§ Given exercise
Produce a verbatim copy of the entries listed below.

§ Data for the task

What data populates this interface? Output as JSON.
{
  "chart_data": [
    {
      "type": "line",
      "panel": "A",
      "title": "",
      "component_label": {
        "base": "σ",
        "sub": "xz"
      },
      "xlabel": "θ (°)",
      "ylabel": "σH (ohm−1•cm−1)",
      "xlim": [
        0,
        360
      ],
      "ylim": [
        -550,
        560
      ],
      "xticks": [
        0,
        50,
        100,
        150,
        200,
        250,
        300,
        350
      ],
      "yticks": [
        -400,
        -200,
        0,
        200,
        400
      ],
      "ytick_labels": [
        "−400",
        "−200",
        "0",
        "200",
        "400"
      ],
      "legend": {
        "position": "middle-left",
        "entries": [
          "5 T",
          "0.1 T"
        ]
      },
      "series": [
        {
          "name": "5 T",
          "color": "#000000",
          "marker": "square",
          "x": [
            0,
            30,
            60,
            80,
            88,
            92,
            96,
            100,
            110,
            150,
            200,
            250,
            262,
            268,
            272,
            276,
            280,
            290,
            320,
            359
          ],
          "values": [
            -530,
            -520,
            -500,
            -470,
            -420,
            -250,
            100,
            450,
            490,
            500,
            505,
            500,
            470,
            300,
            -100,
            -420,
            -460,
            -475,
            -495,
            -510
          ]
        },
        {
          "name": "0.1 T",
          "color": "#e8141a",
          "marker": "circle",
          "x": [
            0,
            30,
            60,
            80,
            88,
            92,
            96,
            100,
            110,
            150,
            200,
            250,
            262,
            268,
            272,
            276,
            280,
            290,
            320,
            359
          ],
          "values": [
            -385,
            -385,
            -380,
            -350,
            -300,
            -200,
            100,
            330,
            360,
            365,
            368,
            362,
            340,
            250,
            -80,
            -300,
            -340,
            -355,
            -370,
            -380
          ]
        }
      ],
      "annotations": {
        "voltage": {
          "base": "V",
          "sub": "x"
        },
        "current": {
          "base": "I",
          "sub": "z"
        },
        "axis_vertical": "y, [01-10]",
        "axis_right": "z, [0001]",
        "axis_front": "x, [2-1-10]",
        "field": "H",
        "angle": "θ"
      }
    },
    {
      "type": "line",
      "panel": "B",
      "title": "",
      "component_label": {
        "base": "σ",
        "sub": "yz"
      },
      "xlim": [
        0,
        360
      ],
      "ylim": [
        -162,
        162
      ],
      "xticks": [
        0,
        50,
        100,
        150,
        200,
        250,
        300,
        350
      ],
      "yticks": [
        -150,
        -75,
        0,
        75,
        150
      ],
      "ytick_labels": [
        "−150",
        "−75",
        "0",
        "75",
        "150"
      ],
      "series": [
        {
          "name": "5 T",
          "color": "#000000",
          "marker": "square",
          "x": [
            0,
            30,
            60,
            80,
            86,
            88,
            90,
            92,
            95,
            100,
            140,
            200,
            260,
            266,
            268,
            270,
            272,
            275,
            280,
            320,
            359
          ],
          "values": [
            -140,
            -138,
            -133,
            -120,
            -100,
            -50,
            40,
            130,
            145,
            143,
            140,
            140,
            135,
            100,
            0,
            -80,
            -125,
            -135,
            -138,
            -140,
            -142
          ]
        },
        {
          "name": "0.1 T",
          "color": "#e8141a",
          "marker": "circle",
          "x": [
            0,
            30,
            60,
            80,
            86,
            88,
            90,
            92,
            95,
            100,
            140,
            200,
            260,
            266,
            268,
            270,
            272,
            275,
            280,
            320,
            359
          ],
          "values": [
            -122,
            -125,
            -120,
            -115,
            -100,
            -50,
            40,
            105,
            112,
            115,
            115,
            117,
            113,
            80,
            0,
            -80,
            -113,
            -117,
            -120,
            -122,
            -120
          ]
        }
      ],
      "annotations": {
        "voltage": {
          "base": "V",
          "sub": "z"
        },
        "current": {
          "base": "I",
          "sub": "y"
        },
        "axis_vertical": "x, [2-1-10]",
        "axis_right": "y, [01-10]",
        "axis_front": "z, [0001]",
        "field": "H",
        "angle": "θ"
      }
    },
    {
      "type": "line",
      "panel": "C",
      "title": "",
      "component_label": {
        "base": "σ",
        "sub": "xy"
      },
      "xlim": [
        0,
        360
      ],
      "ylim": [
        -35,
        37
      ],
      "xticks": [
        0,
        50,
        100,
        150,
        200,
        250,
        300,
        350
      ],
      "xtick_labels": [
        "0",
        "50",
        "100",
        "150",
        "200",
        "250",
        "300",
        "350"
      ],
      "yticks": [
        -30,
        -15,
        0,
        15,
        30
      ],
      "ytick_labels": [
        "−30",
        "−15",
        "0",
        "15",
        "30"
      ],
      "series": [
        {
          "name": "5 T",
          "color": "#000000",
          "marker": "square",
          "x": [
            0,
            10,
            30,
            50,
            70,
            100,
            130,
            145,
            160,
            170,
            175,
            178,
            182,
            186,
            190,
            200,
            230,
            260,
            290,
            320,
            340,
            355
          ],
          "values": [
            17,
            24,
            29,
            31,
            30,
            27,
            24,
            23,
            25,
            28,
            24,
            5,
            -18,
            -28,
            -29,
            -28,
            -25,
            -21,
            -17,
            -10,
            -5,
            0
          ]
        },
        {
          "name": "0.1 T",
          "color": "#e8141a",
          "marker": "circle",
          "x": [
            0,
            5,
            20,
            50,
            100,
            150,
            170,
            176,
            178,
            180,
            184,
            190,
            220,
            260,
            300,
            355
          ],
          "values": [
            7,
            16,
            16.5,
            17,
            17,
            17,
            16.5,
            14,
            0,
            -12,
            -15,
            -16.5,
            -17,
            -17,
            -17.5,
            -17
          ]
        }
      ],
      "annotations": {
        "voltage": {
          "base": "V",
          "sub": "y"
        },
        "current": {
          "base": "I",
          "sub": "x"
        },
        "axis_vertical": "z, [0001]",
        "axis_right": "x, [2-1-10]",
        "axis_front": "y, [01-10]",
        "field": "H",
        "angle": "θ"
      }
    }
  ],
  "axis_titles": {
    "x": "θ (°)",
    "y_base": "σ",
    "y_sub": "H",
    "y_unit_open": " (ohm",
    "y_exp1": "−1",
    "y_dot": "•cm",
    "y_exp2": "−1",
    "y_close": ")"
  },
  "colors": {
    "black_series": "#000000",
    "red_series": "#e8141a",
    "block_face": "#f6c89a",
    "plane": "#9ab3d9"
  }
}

§ Exercise output
What data populates this interface? Output as JSON.
{
  "chart_data": [
    {
      "type": "line",
      "panel": "A",
      "title": "",
      "component_label": {
        "base": "σ",
        "sub": "xz"
      },
      "xlabel": "θ (°)",
      "ylabel": "σH (ohm−1•cm−1)",
      "xlim": [
        0,
        360
      ],
      "ylim": [
        -550,
        560
      ],
      "xticks": [
        0,
        50,
        100,
        150,
        200,
        250,
        300,
        350
      ],
      "yticks": [
        -400,
        -200,
        0,
        200,
        400
      ],
      "ytick_labels": [
        "−400",
        "−200",
        "0",
        "200",
        "400"
      ],
      "legend": {
        "position": "middle-left",
        "entries": [
          "5 T",
          "0.1 T"
        ]
      },
      "series": [
        {
          "name": "5 T",
          "color": "#000000",
          "marker": "square",
          "x": [
            0,
            30,
            60,
            80,
            88,
            92,
            96,
            100,
            110,
            150,
            200,
            250,
            262,
            268,
            272,
            276,
            280,
            290,
            320,
            359
          ],
          "values": [
            -530,
            -520,
            -500,
            -470,
            -420,
            -250,
            100,
            450,
            490,
            500,
            505,
            500,
            470,
            300,
            -100,
            -420,
            -460,
            -475,
            -495,
            -510
          ]
        },
        {
          "name": "0.1 T",
          "color": "#e8141a",
          "marker": "circle",
          "x": [
            0,
            30,
            60,
            80,
            88,
            92,
            96,
            100,
            110,
            150,
            200,
            250,
            262,
            268,
            272,
            276,
            280,
            290,
            320,
            359
          ],
          "values": [
            -385,
            -385,
            -380,
            -350,
            -300,
            -200,
            100,
            330,
            360,
            365,
            368,
            362,
            340,
            250,
            -80,
            -300,
            -340,
            -355,
            -370,
            -380
          ]
        }
      ],
      "annotations": {
        "voltage": {
          "base": "V",
          "sub": "x"
        },
        "current": {
          "base": "I",
          "sub": "z"
        },
        "axis_vertical": "y, [01-10]",
        "axis_right": "z, [0001]",
        "axis_front": "x, [2-1-10]",
        "field": "H",
        "angle": "θ"
      }
    },
    {
      "type": "line",
      "panel": "B",
      "title": "",
      "component_label": {
        "base": "σ",
        "sub": "yz"
      },
      "xlim": [
        0,
        360
      ],
      "ylim": [
        -162,
        162
      ],
      "xticks": [
        0,
        50,
        100,
        150,
        200,
        250,
        300,
        350
      ],
      "yticks": [
        -150,
        -75,
        0,
        75,
        150
      ],
      "ytick_labels": [
        "−150",
        "−75",
        "0",
        "75",
        "150"
      ],
      "series": [
        {
          "name": "5 T",
          "color": "#000000",
          "marker": "square",
          "x": [
            0,
            30,
            60,
            80,
            86,
            88,
            90,
            92,
            95,
            100,
            140,
            200,
            260,
            266,
            268,
            270,
            272,
            275,
            280,
            320,
            359
          ],
          "values": [
            -140,
            -138,
            -133,
            -120,
            -100,
            -50,
            40,
            130,
            145,
            143,
            140,
            140,
            135,
            100,
            0,
            -80,
            -125,
            -135,
            -138,
            -140,
            -142
          ]
        },
        {
          "name": "0.1 T",
          "color": "#e8141a",
          "marker": "circle",
          "x": [
            0,
            30,
            60,
            80,
            86,
            88,
            90,
            92,
            95,
            100,
            140,
            200,
            260,
            266,
            268,
            270,
            272,
            275,
            280,
            320,
            359
          ],
          "values": [
            -122,
            -125,
            -120,
            -115,
            -100,
            -50,
            40,
            105,
            112,
            115,
            115,
            117,
            113,
            80,
            0,
            -80,
            -113,
            -117,
            -120,
            -122,
            -120
          ]
        }
      ],
      "annotations": {
        "voltage": {
          "base": "V",
          "sub": "z"
        },
        "current": {
          "base": "I",
          "sub": "y"
        },
        "axis_vertical": "x, [2-1-10]",
        "axis_right": "y, [01-10]",
        "axis_front": "z, [0001]",
        "field": "H",
        "angle": "θ"
      }
    },
    {
      "type": "line",
      "panel": "C",
      "title": "",
      "component_label": {
        "base": "σ",
        "sub": "xy"
      },
      "xlim": [
        0,
        360
      ],
      "ylim": [
        -35,
        37
      ],
      "xticks": [
        0,
        50,
        100,
        150,
        200,
        250,
        300,
        350
      ],
      "xtick_labels": [
        "0",
        "50",
        "100",
        "150",
        "200",
        "250",
        "300",
        "350"
      ],
      "yticks": [
        -30,
        -15,
        0,
        15,
        30
      ],
      "ytick_labels": [
        "−30",
        "−15",
        "0",
        "15",
        "30"
      ],
      "series": [
        {
          "name": "5 T",
          "color": "#000000",
          "marker": "square",
          "x": [
            0,
            10,
            30,
            50,
            70,
            100,
            130,
            145,
            160,
            170,
            175,
            178,
            182,
            186,
            190,
            200,
            230,
            260,
            290,
            320,
            340,
            355
          ],
          "values": [
            17,
            24,
            29,
            31,
            30,
            27,
            24,
            23,
            25,
            28,
            24,
            5,
            -18,
            -28,
            -29,
            -28,
            -25,
            -21,
            -17,
            -10,
            -5,
            0
          ]
        },
        {
          "name": "0.1 T",
          "color": "#e8141a",
          "marker": "circle",
          "x": [
            0,
            5,
            20,
            50,
            100,
            150,
            170,
            176,
            178,
            180,
            184,
            190,
            220,
            260,
            300,
            355
          ],
          "values": [
            7,
            16,
            16.5,
            17,
            17,
            17,
            16.5,
            14,
            0,
            -12,
            -15,
            -16.5,
            -17,
            -17,
            -17.5,
            -17
          ]
        }
      ],
      "annotations": {
        "voltage": {
          "base": "V",
          "sub": "y"
        },
        "current": {
          "base": "I",
          "sub": "x"
        },
        "axis_vertical": "z, [0001]",
        "axis_right": "x, [2-1-10]",
        "axis_front": "y, [01-10]",
        "field": "H",
        "angle": "θ"
      }
    }
  ],
  "axis_titles": {
    "x": "θ (°)",
    "y_base": "σ",
    "y_sub": "H",
    "y_unit_open": " (ohm",
    "y_exp1": "−1",
    "y_dot": "•cm",
    "y_exp2": "−1",
    "y_close": ")"
  },
  "colors": {
    "black_series": "#000000",
    "red_series": "#e8141a",
    "block_face": "#f6c89a",
    "plane": "#9ab3d9"
  }
}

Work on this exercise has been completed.